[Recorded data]
::::::::::

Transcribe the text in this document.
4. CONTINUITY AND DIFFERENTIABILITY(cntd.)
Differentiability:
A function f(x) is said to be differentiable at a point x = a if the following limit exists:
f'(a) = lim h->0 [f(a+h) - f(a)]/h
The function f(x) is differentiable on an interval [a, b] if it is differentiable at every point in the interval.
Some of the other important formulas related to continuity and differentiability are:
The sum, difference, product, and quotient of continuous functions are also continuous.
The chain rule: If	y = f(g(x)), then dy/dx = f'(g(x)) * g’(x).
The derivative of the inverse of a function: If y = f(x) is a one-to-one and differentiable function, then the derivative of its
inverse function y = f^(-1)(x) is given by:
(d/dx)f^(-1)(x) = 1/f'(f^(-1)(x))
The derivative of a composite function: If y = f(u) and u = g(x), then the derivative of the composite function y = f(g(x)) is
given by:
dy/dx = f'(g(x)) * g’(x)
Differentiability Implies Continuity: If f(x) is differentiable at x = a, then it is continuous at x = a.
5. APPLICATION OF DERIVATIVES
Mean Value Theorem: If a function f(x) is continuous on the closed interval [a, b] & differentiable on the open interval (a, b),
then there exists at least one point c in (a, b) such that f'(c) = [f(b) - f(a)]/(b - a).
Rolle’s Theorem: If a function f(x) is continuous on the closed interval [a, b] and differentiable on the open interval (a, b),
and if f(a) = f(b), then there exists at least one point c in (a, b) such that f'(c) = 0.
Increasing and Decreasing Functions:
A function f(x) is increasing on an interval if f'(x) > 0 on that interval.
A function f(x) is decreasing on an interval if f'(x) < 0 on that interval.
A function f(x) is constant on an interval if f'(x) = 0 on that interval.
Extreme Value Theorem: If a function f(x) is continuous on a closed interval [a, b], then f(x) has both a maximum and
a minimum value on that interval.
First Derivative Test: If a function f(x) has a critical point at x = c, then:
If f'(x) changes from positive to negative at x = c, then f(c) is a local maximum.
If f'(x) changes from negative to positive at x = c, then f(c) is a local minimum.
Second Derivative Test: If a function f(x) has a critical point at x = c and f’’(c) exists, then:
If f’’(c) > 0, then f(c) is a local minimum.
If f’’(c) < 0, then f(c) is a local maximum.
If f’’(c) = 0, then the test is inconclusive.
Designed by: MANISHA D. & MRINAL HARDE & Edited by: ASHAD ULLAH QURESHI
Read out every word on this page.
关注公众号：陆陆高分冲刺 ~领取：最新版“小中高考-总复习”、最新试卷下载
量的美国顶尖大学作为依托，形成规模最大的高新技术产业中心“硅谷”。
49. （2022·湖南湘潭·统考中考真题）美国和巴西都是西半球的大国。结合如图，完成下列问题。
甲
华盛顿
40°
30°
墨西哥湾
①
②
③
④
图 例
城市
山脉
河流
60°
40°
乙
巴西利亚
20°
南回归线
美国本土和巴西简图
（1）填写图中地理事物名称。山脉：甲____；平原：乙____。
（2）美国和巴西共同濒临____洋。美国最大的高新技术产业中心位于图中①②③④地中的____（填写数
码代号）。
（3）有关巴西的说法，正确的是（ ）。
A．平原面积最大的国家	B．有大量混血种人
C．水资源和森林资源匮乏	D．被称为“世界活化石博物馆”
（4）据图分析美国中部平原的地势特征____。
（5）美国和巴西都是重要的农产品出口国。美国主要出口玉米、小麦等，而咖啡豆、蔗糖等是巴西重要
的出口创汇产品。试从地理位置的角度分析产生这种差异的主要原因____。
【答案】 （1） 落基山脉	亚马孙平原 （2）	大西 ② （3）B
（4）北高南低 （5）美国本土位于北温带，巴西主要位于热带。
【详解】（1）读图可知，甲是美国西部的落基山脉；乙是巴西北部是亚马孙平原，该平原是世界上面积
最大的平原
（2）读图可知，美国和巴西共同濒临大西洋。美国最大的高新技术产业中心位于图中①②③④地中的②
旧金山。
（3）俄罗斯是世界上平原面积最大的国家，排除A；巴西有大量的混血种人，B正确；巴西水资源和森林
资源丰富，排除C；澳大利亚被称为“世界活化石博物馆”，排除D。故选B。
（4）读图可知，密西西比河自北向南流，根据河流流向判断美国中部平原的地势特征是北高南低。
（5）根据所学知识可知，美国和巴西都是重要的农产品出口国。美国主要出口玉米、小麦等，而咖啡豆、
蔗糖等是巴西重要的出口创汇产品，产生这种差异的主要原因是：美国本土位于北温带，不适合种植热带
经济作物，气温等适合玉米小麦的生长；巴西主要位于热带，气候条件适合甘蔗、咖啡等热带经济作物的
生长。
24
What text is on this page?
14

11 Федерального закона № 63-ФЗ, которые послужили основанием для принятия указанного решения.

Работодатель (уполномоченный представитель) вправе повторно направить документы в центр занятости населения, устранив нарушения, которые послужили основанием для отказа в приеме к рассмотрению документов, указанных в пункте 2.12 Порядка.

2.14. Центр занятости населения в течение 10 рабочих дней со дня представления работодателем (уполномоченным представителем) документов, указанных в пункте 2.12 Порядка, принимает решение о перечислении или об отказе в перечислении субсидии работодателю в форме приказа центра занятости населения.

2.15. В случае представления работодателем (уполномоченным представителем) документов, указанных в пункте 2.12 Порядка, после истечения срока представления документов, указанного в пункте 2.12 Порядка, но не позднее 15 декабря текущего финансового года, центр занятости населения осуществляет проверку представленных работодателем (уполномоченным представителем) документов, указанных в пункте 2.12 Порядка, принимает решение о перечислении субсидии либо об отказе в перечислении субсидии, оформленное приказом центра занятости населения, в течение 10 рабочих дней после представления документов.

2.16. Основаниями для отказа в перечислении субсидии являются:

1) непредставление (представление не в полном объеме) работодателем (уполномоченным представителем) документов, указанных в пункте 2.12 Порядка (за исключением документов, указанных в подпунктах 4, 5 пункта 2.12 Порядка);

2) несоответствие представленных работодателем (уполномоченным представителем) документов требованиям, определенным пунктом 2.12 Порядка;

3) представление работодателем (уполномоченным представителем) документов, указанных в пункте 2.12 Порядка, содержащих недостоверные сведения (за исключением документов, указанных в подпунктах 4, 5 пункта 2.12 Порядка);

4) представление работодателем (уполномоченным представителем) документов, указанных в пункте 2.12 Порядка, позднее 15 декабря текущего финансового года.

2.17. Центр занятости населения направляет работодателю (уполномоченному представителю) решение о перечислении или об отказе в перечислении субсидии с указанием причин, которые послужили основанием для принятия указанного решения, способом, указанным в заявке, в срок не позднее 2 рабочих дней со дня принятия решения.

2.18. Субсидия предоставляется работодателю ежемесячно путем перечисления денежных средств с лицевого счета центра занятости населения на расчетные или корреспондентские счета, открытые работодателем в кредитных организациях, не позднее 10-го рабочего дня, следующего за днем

::::::::::

SET TASK
Check the data for the word "least" and pull out the lines that have it.

ANSWER TO THIS PROBLEM
then there exists at least one point c in (a, b) such that f'(c) = [f(b) - f(a)]/(b - a).
and if f(a) = f(b), then there exists at least one point c in (a, b) such that f'(c) = 0.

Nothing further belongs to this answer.